* Excerpt provided:
PSY-STEP: Structuring Therapeutic Targets and Action Sequences for Proactive Counseling Dialogue Systems
This work addresses the challenge of building effective proactive counseling dialogue systems for mental health applications, representing an incremental improvement with a novel dataset and method.
The paper tackles the problem of counseling agents struggling to identify and address automatic negative thoughts in Cognitive Behavioral Therapy (CBT) dialogues by introducing STEP, a dataset modeling CBT with automatic thoughts and action sequences, and training STEPPER, a proactive counseling agent refined through preference learning. The result shows that STEPPER delivers more clinically grounded, coherent, and personalized counseling with higher counselor competence compared to baselines.

* Data to examine:
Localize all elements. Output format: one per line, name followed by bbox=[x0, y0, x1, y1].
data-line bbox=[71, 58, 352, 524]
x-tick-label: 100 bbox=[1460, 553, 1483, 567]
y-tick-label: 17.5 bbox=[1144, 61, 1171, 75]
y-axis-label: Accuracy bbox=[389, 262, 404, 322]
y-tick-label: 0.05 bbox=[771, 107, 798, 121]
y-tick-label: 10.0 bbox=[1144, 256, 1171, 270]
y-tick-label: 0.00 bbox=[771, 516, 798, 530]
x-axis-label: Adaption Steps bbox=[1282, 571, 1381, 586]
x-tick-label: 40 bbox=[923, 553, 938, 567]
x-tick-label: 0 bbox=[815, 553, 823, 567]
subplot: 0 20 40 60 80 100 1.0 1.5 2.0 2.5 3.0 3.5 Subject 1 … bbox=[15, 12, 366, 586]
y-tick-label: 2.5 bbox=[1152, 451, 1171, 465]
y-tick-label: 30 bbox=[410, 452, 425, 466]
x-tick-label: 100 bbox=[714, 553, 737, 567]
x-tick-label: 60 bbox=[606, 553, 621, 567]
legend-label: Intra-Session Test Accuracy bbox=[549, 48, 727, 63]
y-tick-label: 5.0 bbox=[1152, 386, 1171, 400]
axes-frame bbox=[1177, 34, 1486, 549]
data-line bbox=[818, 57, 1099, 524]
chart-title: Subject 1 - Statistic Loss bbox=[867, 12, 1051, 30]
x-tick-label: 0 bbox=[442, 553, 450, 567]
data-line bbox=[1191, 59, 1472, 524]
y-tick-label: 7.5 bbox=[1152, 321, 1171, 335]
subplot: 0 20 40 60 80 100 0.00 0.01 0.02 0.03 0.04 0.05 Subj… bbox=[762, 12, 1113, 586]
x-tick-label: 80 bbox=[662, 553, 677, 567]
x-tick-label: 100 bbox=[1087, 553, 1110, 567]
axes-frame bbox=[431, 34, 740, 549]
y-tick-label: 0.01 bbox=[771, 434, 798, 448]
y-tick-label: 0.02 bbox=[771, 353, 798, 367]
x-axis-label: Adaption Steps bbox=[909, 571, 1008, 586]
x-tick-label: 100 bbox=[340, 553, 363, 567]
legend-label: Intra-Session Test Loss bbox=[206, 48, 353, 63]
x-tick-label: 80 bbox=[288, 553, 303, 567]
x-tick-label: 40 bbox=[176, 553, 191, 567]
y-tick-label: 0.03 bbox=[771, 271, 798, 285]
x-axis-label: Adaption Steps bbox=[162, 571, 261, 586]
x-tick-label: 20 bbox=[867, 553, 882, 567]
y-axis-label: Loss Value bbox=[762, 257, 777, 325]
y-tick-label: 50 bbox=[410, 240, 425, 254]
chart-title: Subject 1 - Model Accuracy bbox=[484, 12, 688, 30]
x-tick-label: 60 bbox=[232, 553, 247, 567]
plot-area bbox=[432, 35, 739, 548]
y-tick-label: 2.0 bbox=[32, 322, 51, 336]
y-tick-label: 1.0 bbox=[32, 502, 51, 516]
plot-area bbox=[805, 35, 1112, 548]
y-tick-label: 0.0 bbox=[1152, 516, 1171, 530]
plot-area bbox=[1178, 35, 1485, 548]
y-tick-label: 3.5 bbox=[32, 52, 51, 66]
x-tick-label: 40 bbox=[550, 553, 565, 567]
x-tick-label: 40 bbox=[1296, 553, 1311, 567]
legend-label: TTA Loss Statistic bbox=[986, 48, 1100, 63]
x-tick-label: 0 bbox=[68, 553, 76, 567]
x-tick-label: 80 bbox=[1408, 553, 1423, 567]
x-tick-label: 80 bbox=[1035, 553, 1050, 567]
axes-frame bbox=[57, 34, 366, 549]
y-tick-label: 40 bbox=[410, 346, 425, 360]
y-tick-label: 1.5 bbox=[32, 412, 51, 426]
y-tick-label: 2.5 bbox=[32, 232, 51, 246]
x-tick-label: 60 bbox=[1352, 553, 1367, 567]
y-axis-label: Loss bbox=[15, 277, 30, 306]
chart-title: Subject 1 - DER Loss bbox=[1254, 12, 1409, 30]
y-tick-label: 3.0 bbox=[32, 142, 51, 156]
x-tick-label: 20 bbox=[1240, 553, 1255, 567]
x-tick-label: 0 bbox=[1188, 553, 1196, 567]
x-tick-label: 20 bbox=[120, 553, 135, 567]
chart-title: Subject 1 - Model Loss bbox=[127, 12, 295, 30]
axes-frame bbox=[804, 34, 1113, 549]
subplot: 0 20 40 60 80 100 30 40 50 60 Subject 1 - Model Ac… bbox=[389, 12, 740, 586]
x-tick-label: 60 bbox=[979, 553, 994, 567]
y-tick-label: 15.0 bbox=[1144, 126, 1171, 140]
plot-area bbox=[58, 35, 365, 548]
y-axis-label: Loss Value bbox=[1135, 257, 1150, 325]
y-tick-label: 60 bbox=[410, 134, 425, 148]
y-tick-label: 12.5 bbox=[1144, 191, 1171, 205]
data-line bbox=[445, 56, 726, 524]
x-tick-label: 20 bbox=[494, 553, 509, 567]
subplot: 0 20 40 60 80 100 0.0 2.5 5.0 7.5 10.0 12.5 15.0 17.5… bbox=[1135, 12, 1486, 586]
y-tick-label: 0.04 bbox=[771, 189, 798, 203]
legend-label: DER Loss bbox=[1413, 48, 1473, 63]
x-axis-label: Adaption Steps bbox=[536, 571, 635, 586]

* Task list:
1 - According to the PSY-STEP summary, what three qualities describe the counseling that STEPPER delivers compared to baselines?
2 - In the PSY-STEP summary, what method is used to refine the STEPPER counseling agent?
3 - Continue the PSY-STEP summary after its final sentence.
The data has no connection to the PSY-STEP summary.

* Responses for each task:
1 - Clinically grounded, coherent, and personalized.

2 - Preference learning.

3 -
Cognitive Behavioral Therapy (CBT) aims to identify and restructure automatic negative thoughts pertaining to involuntary interpretations of events, yet existing counseling agents struggle to identify and address them in dialogue settings. To bridge this gap, we introduce STEP, a dataset that models CBT counseling by explicitly reflecting automatic thoughts alongside dynamic, action-level counseling sequences. Using this dataset, we train STEPPER, a counseling agent that proactively elicits automatic thoughts and executes cognitively grounded interventions. To further enhance both decision accuracy and empathic responsiveness, we refine STEPPER through preference learning based on simulated, synthesized counseling sessions. Extensive CBT-aligned evaluations show that STEPPER delivers more clinically grounded, coherent, and personalized counseling compared to other strong baseline models, and achieves higher counselor competence without inducing emotional disruption.